> WHAT THE EXERCISE ASKS
From the records below, extract all the text exactly and leave the images behind.

> DATA FOR THIS EXERCISE

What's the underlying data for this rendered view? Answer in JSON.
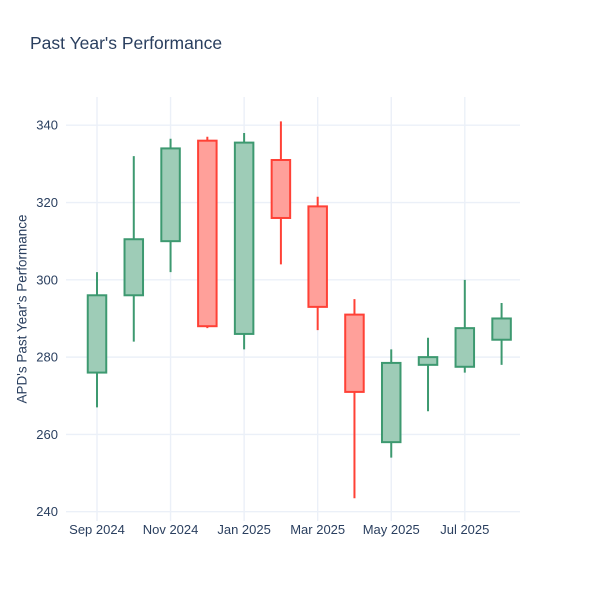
{
  "title": "Past Year's Performance",
  "colors": {
    "background": "#ffffff",
    "text": "#2a3f5f",
    "grid": "#ebf0f8",
    "increasing_line": "#3d9970",
    "increasing_fill": "#9eccb7",
    "decreasing_line": "#ff4136",
    "decreasing_fill": "#ffa09a"
  },
  "chart_data": {
    "type": "candlestick",
    "title": "Past Year's Performance",
    "xlabel": "",
    "ylabel": "APD's Past Year's Performance",
    "grid": true,
    "legend": "none",
    "y_ticks": [
      240,
      260,
      280,
      300,
      320,
      340
    ],
    "ylim": [
      237.6,
      347.3
    ],
    "x_tick_labels": [
      "Sep 2024",
      "Nov 2024",
      "Jan 2025",
      "Mar 2025",
      "May 2025",
      "Jul 2025"
    ],
    "categories": [
      "Sep 2024",
      "Oct 2024",
      "Nov 2024",
      "Dec 2024",
      "Jan 2025",
      "Feb 2025",
      "Mar 2025",
      "Apr 2025",
      "May 2025",
      "Jun 2025",
      "Jul 2025",
      "Aug 2025"
    ],
    "series": [
      {
        "month": "Sep 2024",
        "open": 276,
        "high": 302,
        "low": 267,
        "close": 296
      },
      {
        "month": "Oct 2024",
        "open": 296,
        "high": 332,
        "low": 284,
        "close": 310.5
      },
      {
        "month": "Nov 2024",
        "open": 310,
        "high": 336.5,
        "low": 302,
        "close": 334
      },
      {
        "month": "Dec 2024",
        "open": 336,
        "high": 337,
        "low": 287.5,
        "close": 288
      },
      {
        "month": "Jan 2025",
        "open": 286,
        "high": 338,
        "low": 282,
        "close": 335.5
      },
      {
        "month": "Feb 2025",
        "open": 331,
        "high": 341,
        "low": 304,
        "close": 316
      },
      {
        "month": "Mar 2025",
        "open": 319,
        "high": 321.5,
        "low": 287,
        "close": 293
      },
      {
        "month": "Apr 2025",
        "open": 291,
        "high": 295,
        "low": 243.5,
        "close": 271
      },
      {
        "month": "May 2025",
        "open": 258,
        "high": 282,
        "low": 254,
        "close": 278.5
      },
      {
        "month": "Jun 2025",
        "open": 278,
        "high": 285,
        "low": 266,
        "close": 280
      },
      {
        "month": "Jul 2025",
        "open": 277.5,
        "high": 300,
        "low": 276,
        "close": 287.5
      },
      {
        "month": "Aug 2025",
        "open": 284.5,
        "high": 294,
        "low": 278,
        "close": 290
      }
    ]
  }
}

> TASK SOLUTION
What's the underlying data for this rendered view? Answer in JSON.
{
  "title": "Past Year's Performance",
  "colors": {
    "background": "#ffffff",
    "text": "#2a3f5f",
    "grid": "#ebf0f8",
    "increasing_line": "#3d9970",
    "increasing_fill": "#9eccb7",
    "decreasing_line": "#ff4136",
    "decreasing_fill": "#ffa09a"
  },
  "chart_data": {
    "type": "candlestick",
    "title": "Past Year's Performance",
    "xlabel": "",
    "ylabel": "APD's Past Year's Performance",
    "grid": true,
    "legend": "none",
    "y_ticks": [
      240,
      260,
      280,
      300,
      320,
      340
    ],
    "ylim": [
      237.6,
      347.3
    ],
    "x_tick_labels": [
      "Sep 2024",
      "Nov 2024",
      "Jan 2025",
      "Mar 2025",
      "May 2025",
      "Jul 2025"
    ],
    "categories": [
      "Sep 2024",
      "Oct 2024",
      "Nov 2024",
      "Dec 2024",
      "Jan 2025",
      "Feb 2025",
      "Mar 2025",
      "Apr 2025",
      "May 2025",
      "Jun 2025",
      "Jul 2025",
      "Aug 2025"
    ],
    "series": [
      {
        "month": "Sep 2024",
        "open": 276,
        "high": 302,
        "low": 267,
        "close": 296
      },
      {
        "month": "Oct 2024",
        "open": 296,
        "high": 332,
        "low": 284,
        "close": 310.5
      },
      {
        "month": "Nov 2024",
        "open": 310,
        "high": 336.5,
        "low": 302,
        "close": 334
      },
      {
        "month": "Dec 2024",
        "open": 336,
        "high": 337,
        "low": 287.5,
        "close": 288
      },
      {
        "month": "Jan 2025",
        "open": 286,
        "high": 338,
        "low": 282,
        "close": 335.5
      },
      {
        "month": "Feb 2025",
        "open": 331,
        "high": 341,
        "low": 304,
        "close": 316
      },
      {
        "month": "Mar 2025",
        "open": 319,
        "high": 321.5,
        "low": 287,
        "close": 293
      },
      {
        "month": "Apr 2025",
        "open": 291,
        "high": 295,
        "low": 243.5,
        "close": 271
      },
      {
        "month": "May 2025",
        "open": 258,
        "high": 282,
        "low": 254,
        "close": 278.5
      },
      {
        "month": "Jun 2025",
        "open": 278,
        "high": 285,
        "low": 266,
        "close": 280
      },
      {
        "month": "Jul 2025",
        "open": 277.5,
        "high": 300,
        "low": 276,
        "close": 287.5
      },
      {
        "month": "Aug 2025",
        "open": 284.5,
        "high": 294,
        "low": 278,
        "close": 290
      }
    ]
  }
}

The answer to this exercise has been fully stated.